◆ **抜粋箇所**:
╔══

フルアテンションの逆襲：わずか100トレーニングステップでフルアテンションをスパースに変換する

要旨

長文コンテキスト推論における大規模言語モデルは、フルアテンションによる二次関数的コストによって性能が制限されています。既存の効率的な代替手法は、多くの場合、ネイティブなスパース学習かヒューリスティックなトークン削除のいずれかに依存しており、効率性、学習コスト、精度の間に望ましくないトレードオフが生じています。本研究では、フルアテンションのLLMが本質的にスパースであり、最小限の適応だけで高度なスパースモデルに変換可能であることを示します。本アプローチは以下の3つの観察に基づいています。(1) 真に長文コンテキスト処理を必要とするアテンションヘッドはごく一部である。(2) 長距離検索は主に低次元部分空間によって支配されており、16次元のインデクサーで関連トークンを効率的に取得できる。(3) 有用なトークン予算はクエリに強く依存するため、固定のtop-kスパース化よりも動的なtop-p選択が適している。これらの知見に基づき、我々はRTPurboを提案します。これは検索ヘッドに対してのみ完全なKVキャッシュを保持し、スパースアテンションのための軽量トークンインデクサーを導入します。モデルの本質的なスパース性を活用することで、RTPurboはわずか数百ステップの学習でスパース化を実現します。長文コンテキストベンチマークと推論タスクの実験では、RTPurboはほぼ損失のない精度を維持しつつ、1Mコンテキストで最大9.36倍のプリフィル高速化、約2.01倍のデコード高速化といった実質的な効率向上をもたらすことが示されました。これらの結果は、高価なネイティブスパース事前学習を必要とせず、標準的なフルアテンション学習から強力なスパース推論が得られることを示唆しています。

╚══

◆ **データ一覧**:

╔══

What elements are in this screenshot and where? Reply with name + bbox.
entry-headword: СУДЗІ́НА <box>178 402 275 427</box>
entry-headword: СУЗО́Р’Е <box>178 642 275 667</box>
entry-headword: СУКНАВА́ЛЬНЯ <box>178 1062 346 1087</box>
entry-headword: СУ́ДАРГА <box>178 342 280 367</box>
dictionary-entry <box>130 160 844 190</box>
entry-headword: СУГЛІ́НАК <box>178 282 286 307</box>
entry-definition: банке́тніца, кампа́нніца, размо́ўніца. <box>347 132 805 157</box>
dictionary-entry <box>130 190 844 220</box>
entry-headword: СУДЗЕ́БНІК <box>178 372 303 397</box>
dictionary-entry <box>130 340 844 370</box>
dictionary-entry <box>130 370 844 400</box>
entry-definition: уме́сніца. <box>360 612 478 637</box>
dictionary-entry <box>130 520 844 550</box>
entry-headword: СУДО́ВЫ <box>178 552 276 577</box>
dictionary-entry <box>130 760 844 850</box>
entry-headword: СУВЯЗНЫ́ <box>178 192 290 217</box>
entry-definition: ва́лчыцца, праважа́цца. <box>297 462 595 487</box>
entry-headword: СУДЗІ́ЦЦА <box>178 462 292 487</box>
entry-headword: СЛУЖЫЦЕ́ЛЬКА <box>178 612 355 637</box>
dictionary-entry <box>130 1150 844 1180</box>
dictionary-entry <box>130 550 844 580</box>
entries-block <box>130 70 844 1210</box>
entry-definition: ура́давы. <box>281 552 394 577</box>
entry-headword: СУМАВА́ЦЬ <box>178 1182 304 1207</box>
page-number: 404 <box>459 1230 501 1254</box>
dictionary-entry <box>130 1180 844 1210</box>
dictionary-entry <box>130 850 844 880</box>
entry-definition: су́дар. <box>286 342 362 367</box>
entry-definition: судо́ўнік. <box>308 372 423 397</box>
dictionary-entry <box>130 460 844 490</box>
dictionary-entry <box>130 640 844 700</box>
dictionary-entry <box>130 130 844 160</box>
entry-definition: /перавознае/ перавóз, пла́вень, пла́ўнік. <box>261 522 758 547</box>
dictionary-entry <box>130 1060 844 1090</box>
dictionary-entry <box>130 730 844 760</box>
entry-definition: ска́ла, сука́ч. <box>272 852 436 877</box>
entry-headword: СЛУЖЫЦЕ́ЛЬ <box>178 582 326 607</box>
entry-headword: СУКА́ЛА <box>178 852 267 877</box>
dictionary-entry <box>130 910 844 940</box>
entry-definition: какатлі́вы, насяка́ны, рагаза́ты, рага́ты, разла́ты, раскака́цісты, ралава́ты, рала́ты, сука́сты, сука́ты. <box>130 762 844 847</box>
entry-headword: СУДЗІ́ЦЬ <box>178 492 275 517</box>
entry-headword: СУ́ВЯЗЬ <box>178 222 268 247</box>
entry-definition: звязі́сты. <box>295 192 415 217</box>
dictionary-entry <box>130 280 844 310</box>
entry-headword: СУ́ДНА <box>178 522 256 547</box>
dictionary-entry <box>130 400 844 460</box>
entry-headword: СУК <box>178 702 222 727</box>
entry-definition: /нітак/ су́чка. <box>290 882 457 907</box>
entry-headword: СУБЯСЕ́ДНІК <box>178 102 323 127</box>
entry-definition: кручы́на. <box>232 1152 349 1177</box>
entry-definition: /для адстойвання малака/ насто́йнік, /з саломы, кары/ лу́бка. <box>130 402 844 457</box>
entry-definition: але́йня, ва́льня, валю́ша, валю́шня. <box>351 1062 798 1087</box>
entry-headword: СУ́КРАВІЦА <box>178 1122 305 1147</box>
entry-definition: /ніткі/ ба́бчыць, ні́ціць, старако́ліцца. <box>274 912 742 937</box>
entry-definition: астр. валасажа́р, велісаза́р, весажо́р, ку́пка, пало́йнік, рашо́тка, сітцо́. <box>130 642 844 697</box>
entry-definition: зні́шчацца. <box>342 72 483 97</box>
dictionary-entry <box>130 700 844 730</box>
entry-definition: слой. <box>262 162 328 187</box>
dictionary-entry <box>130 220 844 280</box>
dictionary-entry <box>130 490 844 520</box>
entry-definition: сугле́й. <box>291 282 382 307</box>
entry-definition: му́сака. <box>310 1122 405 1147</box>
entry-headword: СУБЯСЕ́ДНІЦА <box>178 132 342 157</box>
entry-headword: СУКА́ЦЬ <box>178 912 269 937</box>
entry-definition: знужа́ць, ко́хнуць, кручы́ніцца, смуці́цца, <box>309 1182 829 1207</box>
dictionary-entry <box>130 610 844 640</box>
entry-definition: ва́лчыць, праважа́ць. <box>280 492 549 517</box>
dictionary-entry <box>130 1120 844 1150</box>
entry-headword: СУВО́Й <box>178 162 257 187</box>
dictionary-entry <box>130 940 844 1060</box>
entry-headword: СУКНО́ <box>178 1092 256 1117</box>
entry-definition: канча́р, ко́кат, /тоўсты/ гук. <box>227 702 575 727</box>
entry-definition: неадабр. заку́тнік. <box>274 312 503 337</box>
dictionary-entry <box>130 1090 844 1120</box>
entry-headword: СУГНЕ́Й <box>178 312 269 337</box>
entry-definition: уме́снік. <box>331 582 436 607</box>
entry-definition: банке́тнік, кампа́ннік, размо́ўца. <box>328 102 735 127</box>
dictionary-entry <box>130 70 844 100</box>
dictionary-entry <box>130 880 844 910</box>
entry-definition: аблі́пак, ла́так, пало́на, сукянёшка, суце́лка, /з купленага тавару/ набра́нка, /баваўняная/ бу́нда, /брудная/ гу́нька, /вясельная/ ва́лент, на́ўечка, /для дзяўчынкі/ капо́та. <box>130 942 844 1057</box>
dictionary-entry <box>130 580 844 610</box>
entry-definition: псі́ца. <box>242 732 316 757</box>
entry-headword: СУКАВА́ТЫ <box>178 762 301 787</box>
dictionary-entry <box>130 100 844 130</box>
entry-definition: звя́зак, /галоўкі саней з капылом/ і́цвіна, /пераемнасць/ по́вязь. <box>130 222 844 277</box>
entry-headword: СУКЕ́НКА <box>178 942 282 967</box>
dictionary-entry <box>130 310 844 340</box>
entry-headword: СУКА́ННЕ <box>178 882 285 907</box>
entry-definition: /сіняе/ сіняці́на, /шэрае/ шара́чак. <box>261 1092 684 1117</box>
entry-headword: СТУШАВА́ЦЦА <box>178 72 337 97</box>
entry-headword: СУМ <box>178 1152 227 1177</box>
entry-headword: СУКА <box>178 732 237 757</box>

╚══

◆ **課題文**: 抜粋箇所でRTPurboの基礎として挙げられている観察をすべて列挙してください。 上記のデータは抜粋箇所の内容とは関係がありません。

◆ **解答**:
(1) 真に長文コンテキスト処理を必要とするアテンションヘッドはごく一部である。
(2) 長距離検索は主に低次元部分空間によって支配されており、16次元のインデクサーで関連トークンを効率的に取得できる。
(3) 有用なトークン予算はクエリに強く依存するため、固定のtop-kスパース化よりも動的なtop-p選択が適している。